─── Supplied material ───
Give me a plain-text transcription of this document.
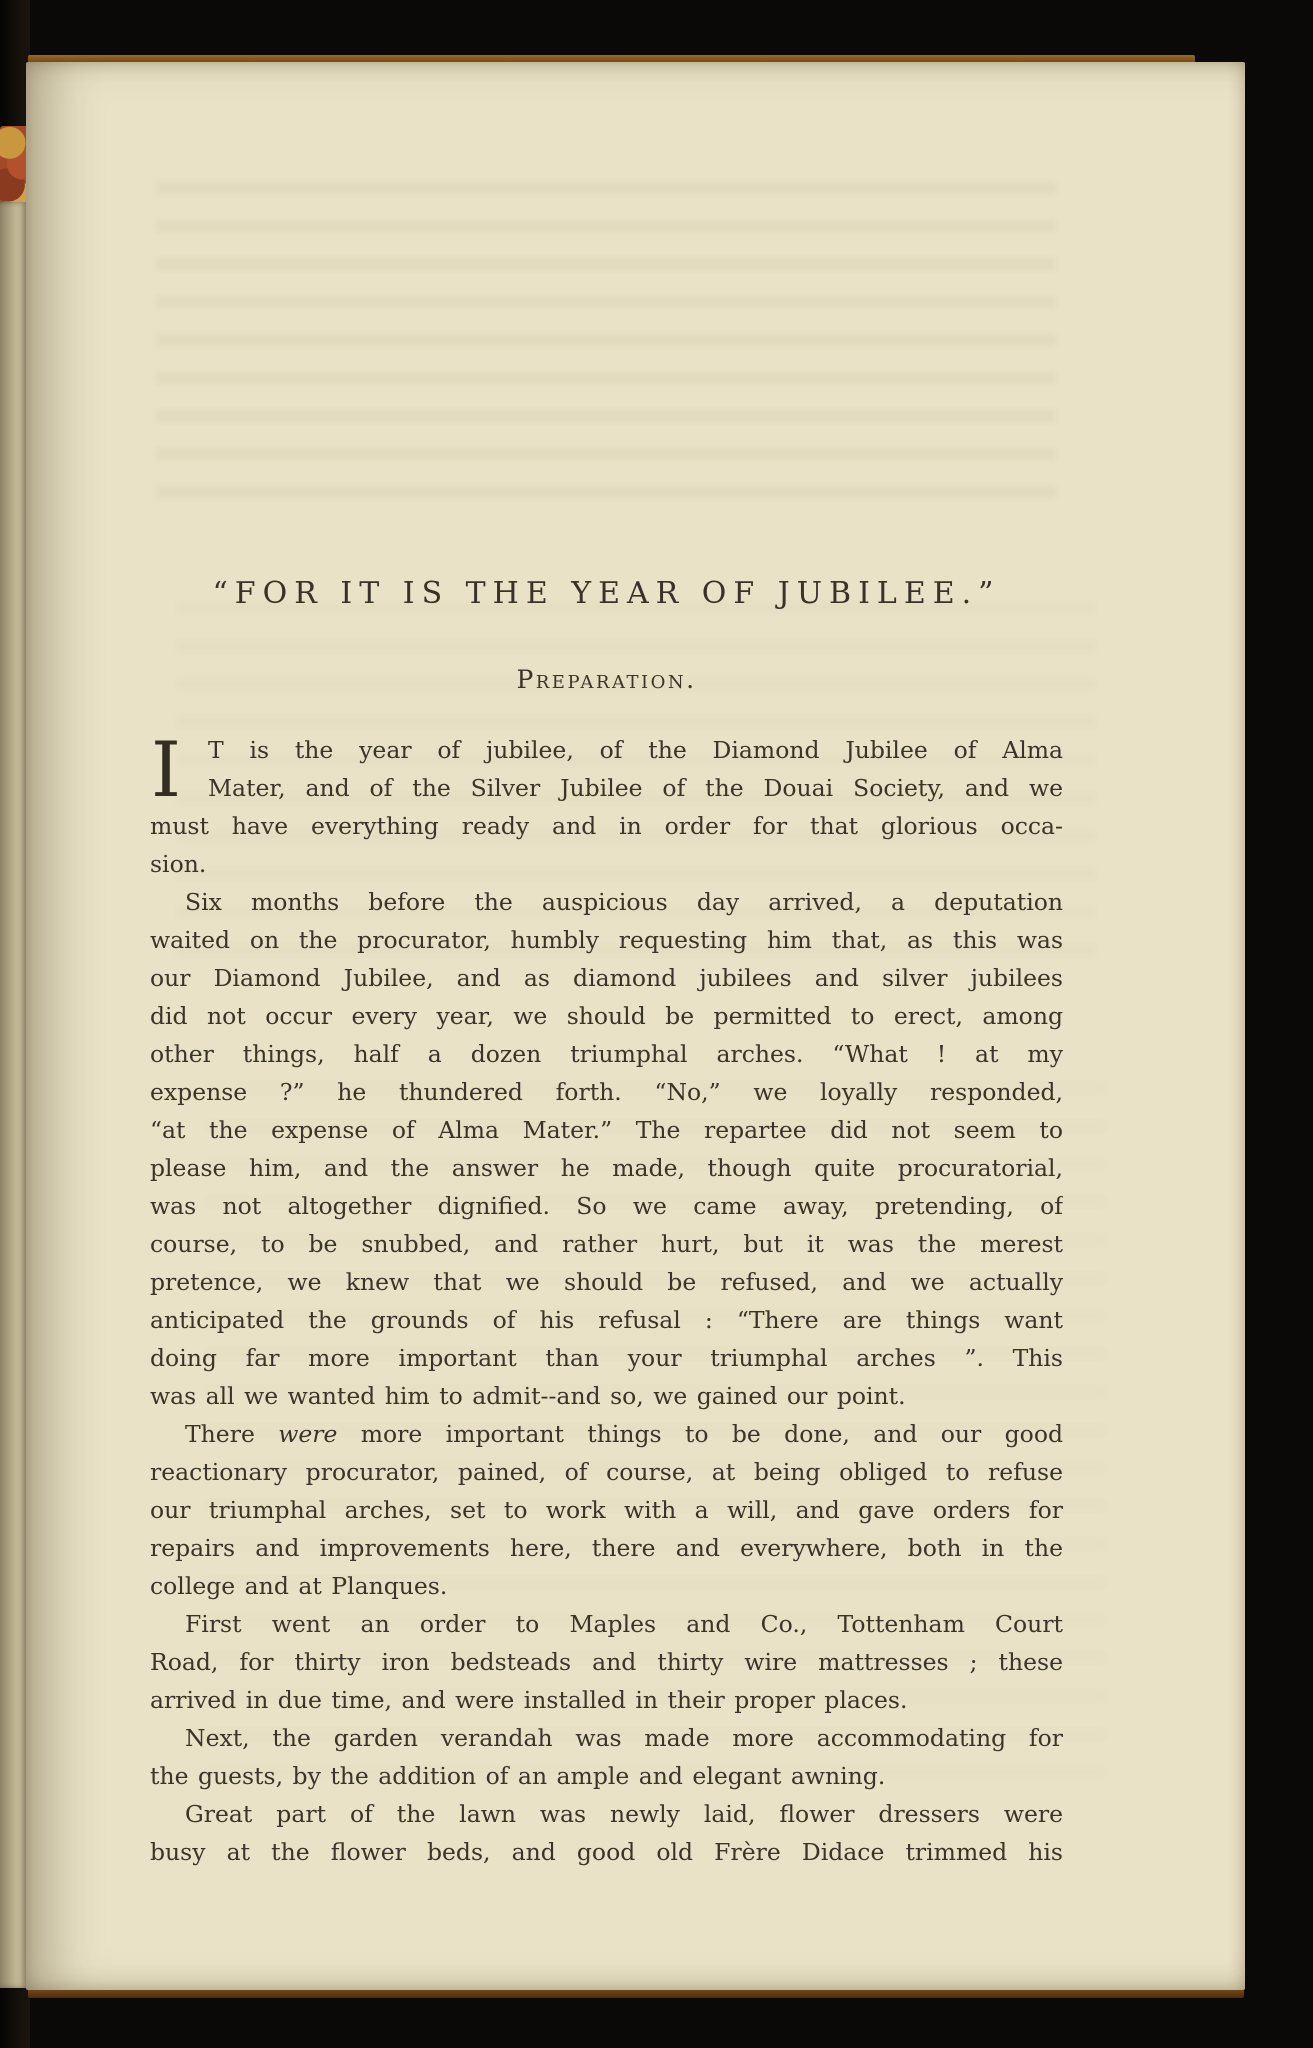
“FOR IT IS THE YEAR OF JUBILEE.”
Preparation.
I T is the year of jubilee, of the Diamond Jubilee of Alma
Mater, and of the Silver Jubilee of the Douai Society, and we
must have everything ready and in order for that glorious occa-
sion.
Six months before the auspicious day arrived, a deputation
waited on the procurator, humbly requesting him that, as this was
our Diamond Jubilee, and as diamond jubilees and silver jubilees
did not occur every year, we should be permitted to erect, among
other things, half a dozen triumphal arches. “What ! at my
expense ?” he thundered forth. “No,” we loyally responded,
“at the expense of Alma Mater.” The repartee did not seem to
please him, and the answer he made, though quite procuratorial,
was not altogether dignified. So we came away, pretending, of
course, to be snubbed, and rather hurt, but it was the merest
pretence, we knew that we should be refused, and we actually
anticipated the grounds of his refusal : “There are things want
doing far more important than your triumphal arches ”. This
was all we wanted him to admit--and so, we gained our point.
There were more important things to be done, and our good
reactionary procurator, pained, of course, at being obliged to refuse
our triumphal arches, set to work with a will, and gave orders for
repairs and improvements here, there and everywhere, both in the
college and at Planques.
First went an order to Maples and Co., Tottenham Court
Road, for thirty iron bedsteads and thirty wire mattresses ; these
arrived in due time, and were installed in their proper places.
Next, the garden verandah was made more accommodating for
the guests, by the addition of an ample and elegant awning.
Great part of the lawn was newly laid, flower dressers were
busy at the flower beds, and good old Frère Didace trimmed his
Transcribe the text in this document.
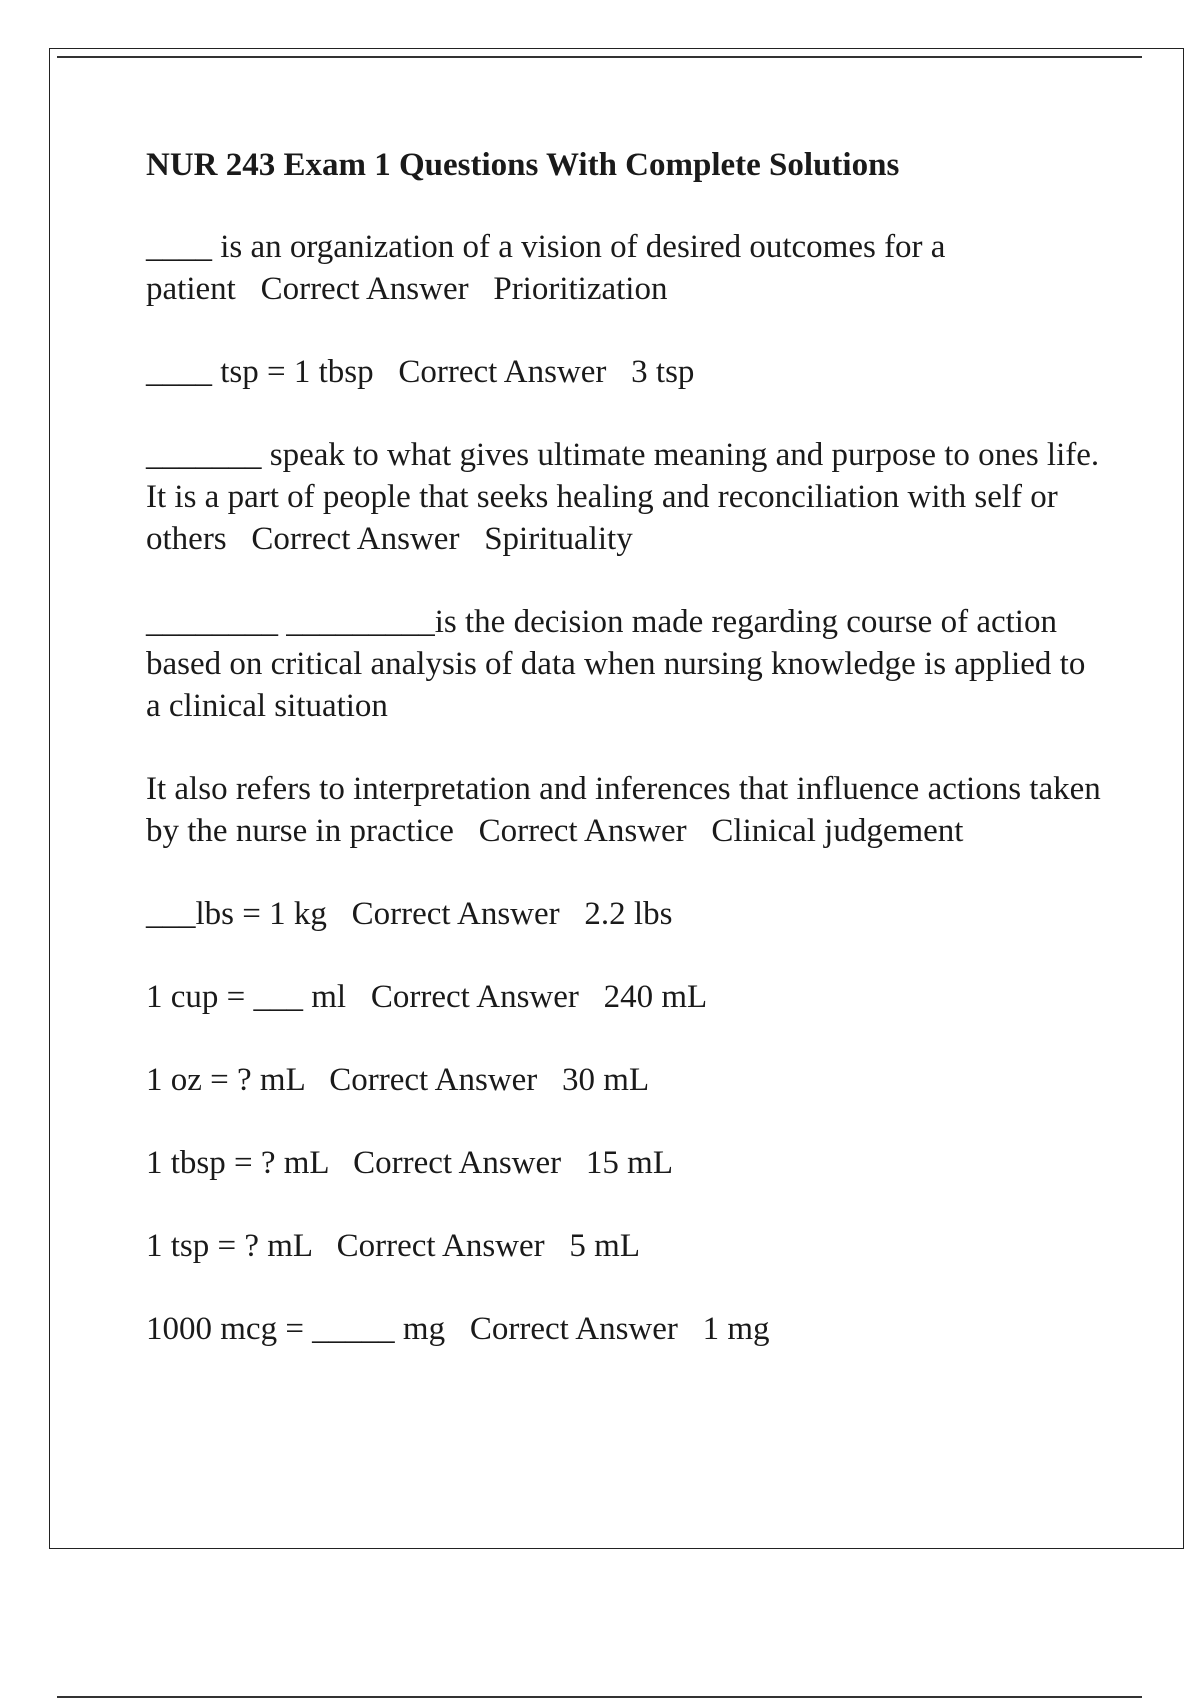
NUR 243 Exam 1 Questions With Complete Solutions
____ is an organization of a vision of desired outcomes for a patient Correct Answer Prioritization
____ tsp = 1 tbsp Correct Answer 3 tsp
_______ speak to what gives ultimate meaning and purpose to ones life. It is a part of people that seeks healing and reconciliation with self or others Correct Answer Spirituality
________ _________is the decision made regarding course of action based on critical analysis of data when nursing knowledge is applied to a clinical situation
It also refers to interpretation and inferences that influence actions taken by the nurse in practice Correct Answer Clinical judgement
___lbs = 1 kg Correct Answer 2.2 lbs
1 cup = ___ ml Correct Answer 240 mL
1 oz = ? mL Correct Answer 30 mL
1 tbsp = ? mL Correct Answer 15 mL
1 tsp = ? mL Correct Answer 5 mL
1000 mcg = _____ mg Correct Answer 1 mg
───
#### Job
Using the listing above, list every line in which the string "Alma" occurs.

#### Result for this task
I T is the year of jubilee, of the Diamond Jubilee of Alma
“at the expense of Alma Mater.” The repartee did not seem to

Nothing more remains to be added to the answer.